Task prompt: Return all entries precisely as they stand, without the images.
Data records start
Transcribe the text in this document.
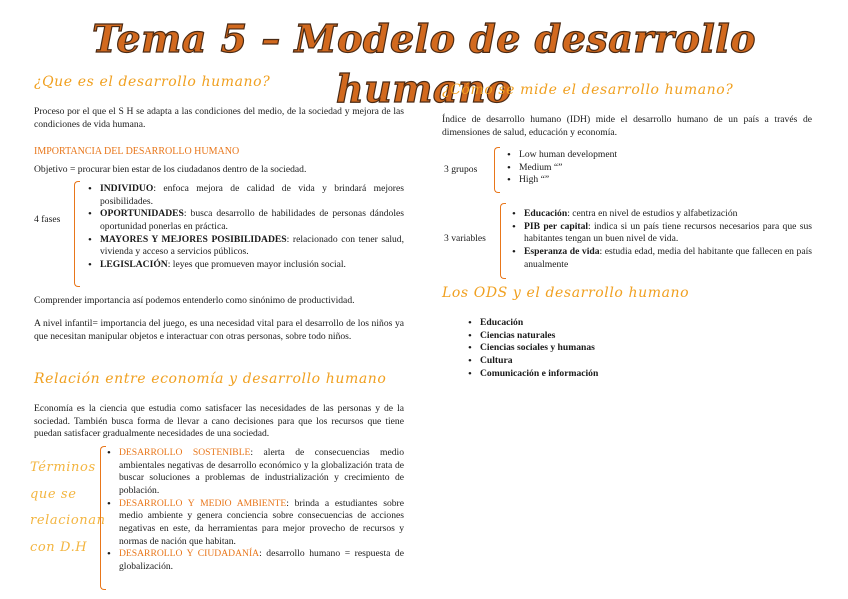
Tema 5 – Modelo de desarrollo humano
¿Que es el desarrollo humano?

Proceso por el que el S H se adapta a las condiciones del medio, de la sociedad y mejora de las condiciones de vida humana.

IMPORTANCIA DEL DESARROLLO HUMANO

Objetivo = procurar bien estar de los ciudadanos dentro de la sociedad.

4 fases
• INDIVIDUO: enfoca mejora de calidad de vida y brindará mejores posibilidades.
• OPORTUNIDADES: busca desarrollo de habilidades de personas dándoles oportunidad ponerlas en práctica.
• MAYORES Y MEJORES POSIBILIDADES: relacionado con tener salud, vivienda y acceso a servicios públicos.
• LEGISLACIÓN: leyes que promueven mayor inclusión social.

Comprender importancia así podemos entenderlo como sinónimo de productividad.

A nivel infantil= importancia del juego, es una necesidad vital para el desarrollo de los niños ya que necesitan manipular objetos e interactuar con otras personas, sobre todo niños.

Relación entre economía y desarrollo humano

Economía es la ciencia que estudia como satisfacer las necesidades de las personas y de la sociedad. También busca forma de llevar a cano decisiones para que los recursos que tiene puedan satisfacer gradualmente necesidades de una sociedad.

Términos que se relacionan con D.H
• DESARROLLO SOSTENIBLE: alerta de consecuencias medio ambientales negativas de desarrollo económico y la globalización trata de buscar soluciones a problemas de industrialización y crecimiento de población.
• DESARROLLO Y MEDIO AMBIENTE: brinda a estudiantes sobre medio ambiente y genera conciencia sobre consecuencias de acciones negativas en este, da herramientas para mejor provecho de recursos y normas de nación que habitan.
• DESARROLLO Y CIUDADANÍA: desarrollo humano = respuesta de globalización.
¿Cómo se mide el desarrollo humano?

Índice de desarrollo humano (IDH) mide el desarrollo humano de un país a través de dimensiones de salud, educación y economía.

3 grupos
• Low human development
• Medium “”
• High “”
3 variables
• Educación: centra en nivel de estudios y alfabetización
• PIB per capital: indica si un país tiene recursos necesarios para que sus habitantes tengan un buen nivel de vida.
• Esperanza de vida: estudia edad, media del habitante que fallecen en país anualmente
Los ODS y el desarrollo humano
• Educación
• Ciencias naturales
• Ciencias sociales y humanas
• Cultura
• Comunicación e información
Data records end
Response to the exercise:
Transcribe the text in this document.
Tema 5 – Modelo de desarrollo humano
¿Que es el desarrollo humano?

Proceso por el que el S H se adapta a las condiciones del medio, de la sociedad y mejora de las condiciones de vida humana.

IMPORTANCIA DEL DESARROLLO HUMANO

Objetivo = procurar bien estar de los ciudadanos dentro de la sociedad.

4 fases
• INDIVIDUO: enfoca mejora de calidad de vida y brindará mejores posibilidades.
• OPORTUNIDADES: busca desarrollo de habilidades de personas dándoles oportunidad ponerlas en práctica.
• MAYORES Y MEJORES POSIBILIDADES: relacionado con tener salud, vivienda y acceso a servicios públicos.
• LEGISLACIÓN: leyes que promueven mayor inclusión social.

Comprender importancia así podemos entenderlo como sinónimo de productividad.

A nivel infantil= importancia del juego, es una necesidad vital para el desarrollo de los niños ya que necesitan manipular objetos e interactuar con otras personas, sobre todo niños.

Relación entre economía y desarrollo humano

Economía es la ciencia que estudia como satisfacer las necesidades de las personas y de la sociedad. También busca forma de llevar a cano decisiones para que los recursos que tiene puedan satisfacer gradualmente necesidades de una sociedad.

Términos que se relacionan con D.H
• DESARROLLO SOSTENIBLE: alerta de consecuencias medio ambientales negativas de desarrollo económico y la globalización trata de buscar soluciones a problemas de industrialización y crecimiento de población.
• DESARROLLO Y MEDIO AMBIENTE: brinda a estudiantes sobre medio ambiente y genera conciencia sobre consecuencias de acciones negativas en este, da herramientas para mejor provecho de recursos y normas de nación que habitan.
• DESARROLLO Y CIUDADANÍA: desarrollo humano = respuesta de globalización.
¿Cómo se mide el desarrollo humano?

Índice de desarrollo humano (IDH) mide el desarrollo humano de un país a través de dimensiones de salud, educación y economía.

3 grupos
• Low human development
• Medium “”
• High “”
3 variables
• Educación: centra en nivel de estudios y alfabetización
• PIB per capital: indica si un país tiene recursos necesarios para que sus habitantes tengan un buen nivel de vida.
• Esperanza de vida: estudia edad, media del habitante que fallecen en país anualmente
Los ODS y el desarrollo humano
• Educación
• Ciencias naturales
• Ciencias sociales y humanas
• Cultura
• Comunicación e información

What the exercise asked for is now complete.